▸ STATED GOAL
Give back the full listing verbatim, apart from its images.

─── MATERIAL FOR THIS TASK ───

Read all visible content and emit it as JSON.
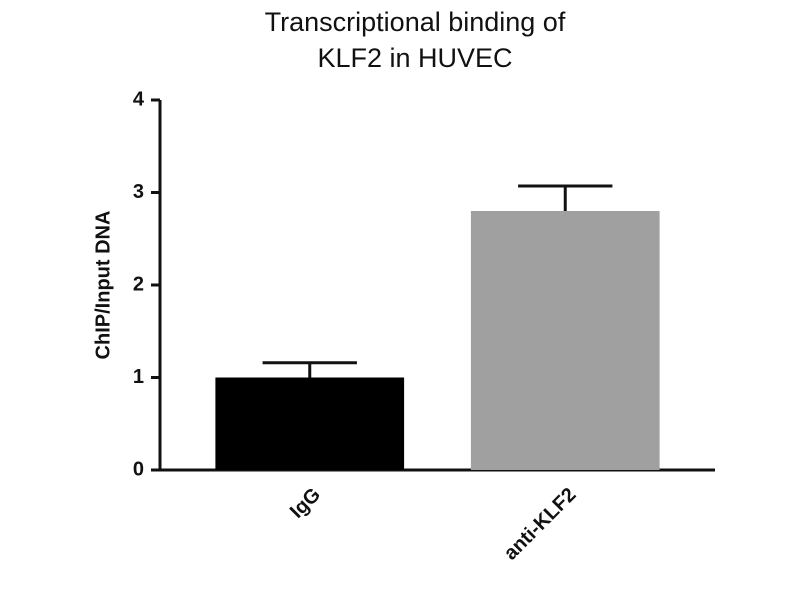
{
  "chart_data": {
    "type": "bar",
    "title": "Transcriptional binding of KLF2 in HUVEC",
    "y_label": "ChIP/Input  DNA",
    "categories": [
      "IgG",
      "anti-KLF2"
    ],
    "values": [
      1.0,
      2.8
    ],
    "errors": [
      0.16,
      0.27
    ],
    "colors": [
      "#000000",
      "#a0a0a0"
    ],
    "ylim": [
      0,
      4
    ],
    "yticks": [
      0,
      1,
      2,
      3,
      4
    ],
    "grid": false
  }
}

───

▸ RESULT FOR THIS EXERCISE
Read all visible content and emit it as JSON.
{
  "chart_data": {
    "type": "bar",
    "title": "Transcriptional binding of KLF2 in HUVEC",
    "y_label": "ChIP/Input  DNA",
    "categories": [
      "IgG",
      "anti-KLF2"
    ],
    "values": [
      1.0,
      2.8
    ],
    "errors": [
      0.16,
      0.27
    ],
    "colors": [
      "#000000",
      "#a0a0a0"
    ],
    "ylim": [
      0,
      4
    ],
    "yticks": [
      0,
      1,
      2,
      3,
      4
    ],
    "grid": false
  }
}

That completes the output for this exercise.